§ Work to complete: Locate the word "name" in the data below, then copy every line that holds it.

* BEGIN Dataset excerpts *

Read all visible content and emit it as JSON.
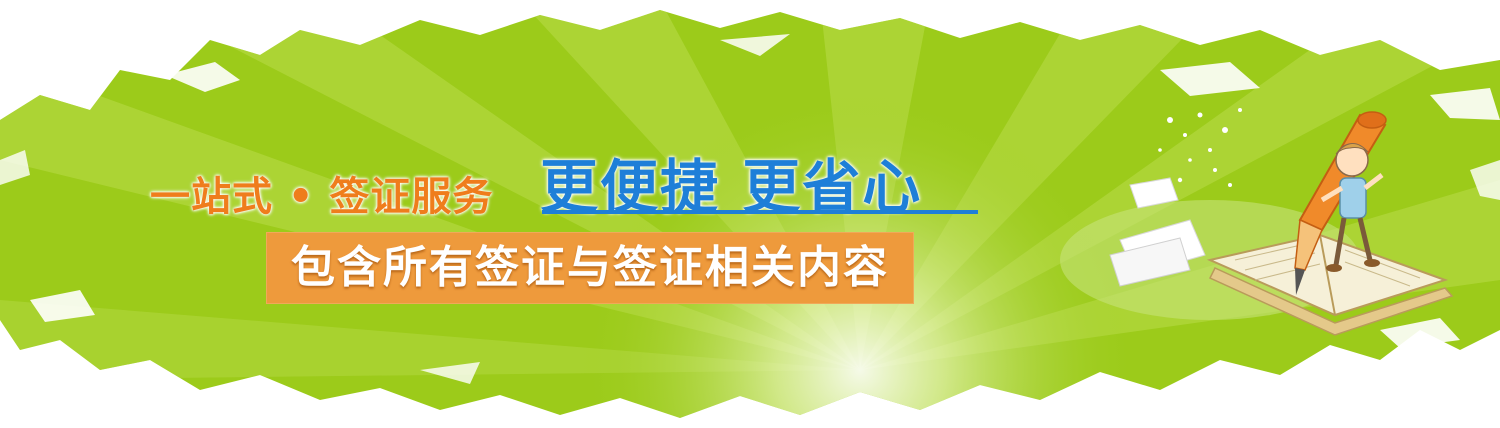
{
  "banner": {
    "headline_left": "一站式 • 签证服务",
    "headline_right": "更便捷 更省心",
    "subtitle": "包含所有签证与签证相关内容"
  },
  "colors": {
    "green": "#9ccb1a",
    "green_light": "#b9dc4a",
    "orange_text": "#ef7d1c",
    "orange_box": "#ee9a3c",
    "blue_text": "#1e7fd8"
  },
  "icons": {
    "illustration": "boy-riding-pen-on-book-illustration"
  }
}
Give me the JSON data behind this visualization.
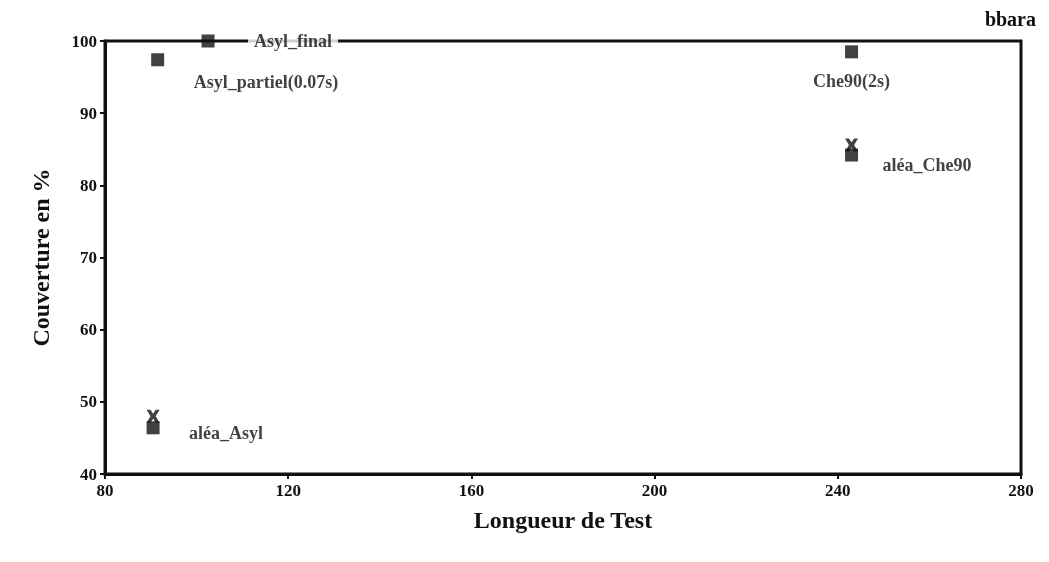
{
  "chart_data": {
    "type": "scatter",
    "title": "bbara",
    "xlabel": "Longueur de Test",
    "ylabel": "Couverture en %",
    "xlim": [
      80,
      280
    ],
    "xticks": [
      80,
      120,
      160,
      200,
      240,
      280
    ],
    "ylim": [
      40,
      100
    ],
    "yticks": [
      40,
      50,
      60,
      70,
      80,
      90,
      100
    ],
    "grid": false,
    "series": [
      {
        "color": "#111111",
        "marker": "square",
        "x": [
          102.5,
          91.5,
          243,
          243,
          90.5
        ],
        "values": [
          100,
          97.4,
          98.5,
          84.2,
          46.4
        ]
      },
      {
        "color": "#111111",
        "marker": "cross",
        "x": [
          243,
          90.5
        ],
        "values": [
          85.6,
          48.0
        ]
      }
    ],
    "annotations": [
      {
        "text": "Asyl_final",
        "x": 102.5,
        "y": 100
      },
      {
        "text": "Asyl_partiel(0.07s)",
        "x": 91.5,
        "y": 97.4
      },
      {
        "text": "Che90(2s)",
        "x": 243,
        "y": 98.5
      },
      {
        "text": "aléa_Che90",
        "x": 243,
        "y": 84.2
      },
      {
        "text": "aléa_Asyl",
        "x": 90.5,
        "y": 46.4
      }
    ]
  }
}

* END Dataset excerpts *
* BEGIN Dataset excerpts *

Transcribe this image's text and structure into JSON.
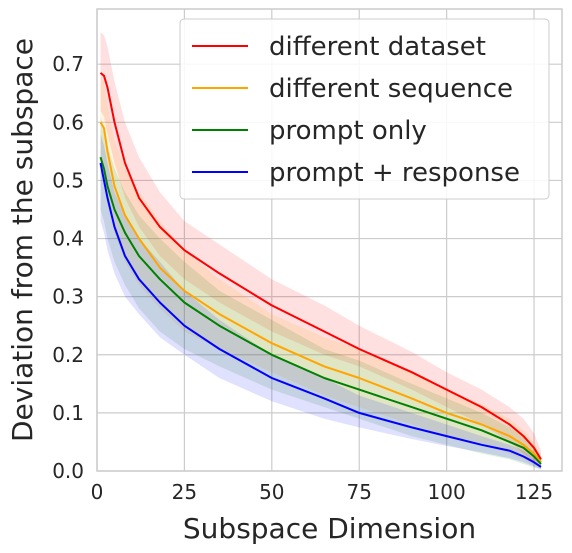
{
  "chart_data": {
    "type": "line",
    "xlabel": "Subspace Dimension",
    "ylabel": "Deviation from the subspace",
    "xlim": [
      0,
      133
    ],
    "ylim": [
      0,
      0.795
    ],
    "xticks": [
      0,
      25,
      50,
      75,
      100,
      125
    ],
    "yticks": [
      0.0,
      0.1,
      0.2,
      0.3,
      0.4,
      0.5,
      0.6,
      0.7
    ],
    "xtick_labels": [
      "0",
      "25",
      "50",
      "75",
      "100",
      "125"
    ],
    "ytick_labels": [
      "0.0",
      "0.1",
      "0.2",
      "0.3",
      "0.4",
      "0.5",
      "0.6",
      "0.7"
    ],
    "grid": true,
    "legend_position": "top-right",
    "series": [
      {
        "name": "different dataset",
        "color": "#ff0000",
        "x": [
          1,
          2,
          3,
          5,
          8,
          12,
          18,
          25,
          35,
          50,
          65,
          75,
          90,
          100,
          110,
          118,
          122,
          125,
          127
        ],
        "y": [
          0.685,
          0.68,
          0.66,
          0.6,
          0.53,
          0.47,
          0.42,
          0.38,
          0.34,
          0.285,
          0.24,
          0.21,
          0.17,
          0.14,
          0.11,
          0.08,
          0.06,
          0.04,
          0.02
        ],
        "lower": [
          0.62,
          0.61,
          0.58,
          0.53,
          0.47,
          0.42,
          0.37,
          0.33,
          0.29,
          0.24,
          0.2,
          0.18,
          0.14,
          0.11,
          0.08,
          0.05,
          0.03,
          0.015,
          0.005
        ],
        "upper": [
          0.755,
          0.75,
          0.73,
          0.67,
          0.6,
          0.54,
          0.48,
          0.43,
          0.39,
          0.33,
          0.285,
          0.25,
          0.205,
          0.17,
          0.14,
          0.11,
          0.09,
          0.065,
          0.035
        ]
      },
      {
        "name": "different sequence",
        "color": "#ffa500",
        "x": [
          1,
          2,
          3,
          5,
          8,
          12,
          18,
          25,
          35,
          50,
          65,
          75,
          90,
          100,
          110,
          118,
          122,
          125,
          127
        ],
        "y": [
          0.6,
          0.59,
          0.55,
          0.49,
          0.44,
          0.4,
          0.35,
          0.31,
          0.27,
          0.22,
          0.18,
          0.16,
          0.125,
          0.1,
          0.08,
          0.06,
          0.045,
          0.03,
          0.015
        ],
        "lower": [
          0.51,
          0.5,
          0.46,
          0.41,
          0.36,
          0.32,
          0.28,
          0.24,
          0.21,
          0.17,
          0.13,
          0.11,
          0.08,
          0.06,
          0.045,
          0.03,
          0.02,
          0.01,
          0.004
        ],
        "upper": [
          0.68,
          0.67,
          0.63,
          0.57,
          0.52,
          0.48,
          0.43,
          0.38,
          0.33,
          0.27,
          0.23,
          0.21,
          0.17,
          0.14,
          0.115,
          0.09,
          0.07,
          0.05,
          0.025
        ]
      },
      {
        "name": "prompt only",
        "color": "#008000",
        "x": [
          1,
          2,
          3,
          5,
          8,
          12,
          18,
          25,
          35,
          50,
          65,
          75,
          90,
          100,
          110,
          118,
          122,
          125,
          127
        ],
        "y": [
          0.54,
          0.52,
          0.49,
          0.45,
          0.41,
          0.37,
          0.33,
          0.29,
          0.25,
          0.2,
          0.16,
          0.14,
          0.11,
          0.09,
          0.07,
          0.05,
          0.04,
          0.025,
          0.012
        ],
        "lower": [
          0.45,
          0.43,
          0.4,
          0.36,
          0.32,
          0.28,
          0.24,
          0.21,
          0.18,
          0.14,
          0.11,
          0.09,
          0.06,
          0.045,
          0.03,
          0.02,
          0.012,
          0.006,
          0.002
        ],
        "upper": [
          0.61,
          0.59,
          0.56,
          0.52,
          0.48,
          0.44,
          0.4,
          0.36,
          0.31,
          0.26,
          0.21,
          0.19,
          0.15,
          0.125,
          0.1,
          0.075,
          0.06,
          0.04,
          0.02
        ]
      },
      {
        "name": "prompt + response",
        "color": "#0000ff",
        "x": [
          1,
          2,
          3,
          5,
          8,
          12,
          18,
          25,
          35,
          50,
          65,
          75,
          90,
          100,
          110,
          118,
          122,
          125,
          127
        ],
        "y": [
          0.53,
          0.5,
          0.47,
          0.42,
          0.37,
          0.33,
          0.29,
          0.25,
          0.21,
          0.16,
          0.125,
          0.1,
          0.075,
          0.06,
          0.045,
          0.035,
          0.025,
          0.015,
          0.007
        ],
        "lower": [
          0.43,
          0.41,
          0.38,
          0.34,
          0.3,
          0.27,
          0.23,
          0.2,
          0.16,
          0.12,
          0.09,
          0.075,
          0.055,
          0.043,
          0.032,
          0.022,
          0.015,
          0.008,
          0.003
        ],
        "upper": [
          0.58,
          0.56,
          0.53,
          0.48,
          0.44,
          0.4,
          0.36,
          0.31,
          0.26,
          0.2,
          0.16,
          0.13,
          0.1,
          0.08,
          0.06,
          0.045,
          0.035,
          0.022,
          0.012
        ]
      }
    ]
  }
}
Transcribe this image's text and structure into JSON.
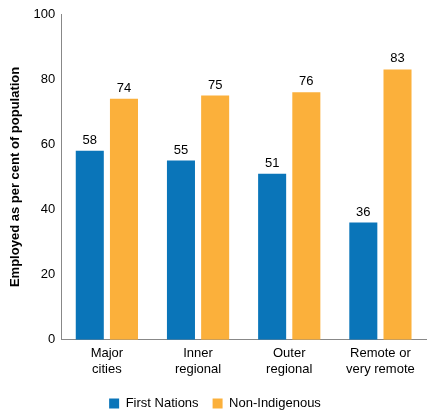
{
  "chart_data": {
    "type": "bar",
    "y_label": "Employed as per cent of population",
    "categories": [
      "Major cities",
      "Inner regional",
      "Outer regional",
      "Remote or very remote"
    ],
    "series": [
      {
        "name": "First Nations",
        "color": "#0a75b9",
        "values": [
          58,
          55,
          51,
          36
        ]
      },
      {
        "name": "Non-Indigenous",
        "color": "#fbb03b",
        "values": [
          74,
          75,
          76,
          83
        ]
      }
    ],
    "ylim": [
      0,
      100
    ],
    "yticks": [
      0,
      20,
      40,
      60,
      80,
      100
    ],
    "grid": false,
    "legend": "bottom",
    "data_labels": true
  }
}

* END Dataset excerpts *

§ In response:
        "name": "different dataset",
        "name": "different sequence",
        "name": "prompt only",
        "name": "prompt + response",
        "name": "First Nations",
        "name": "Non-Indigenous",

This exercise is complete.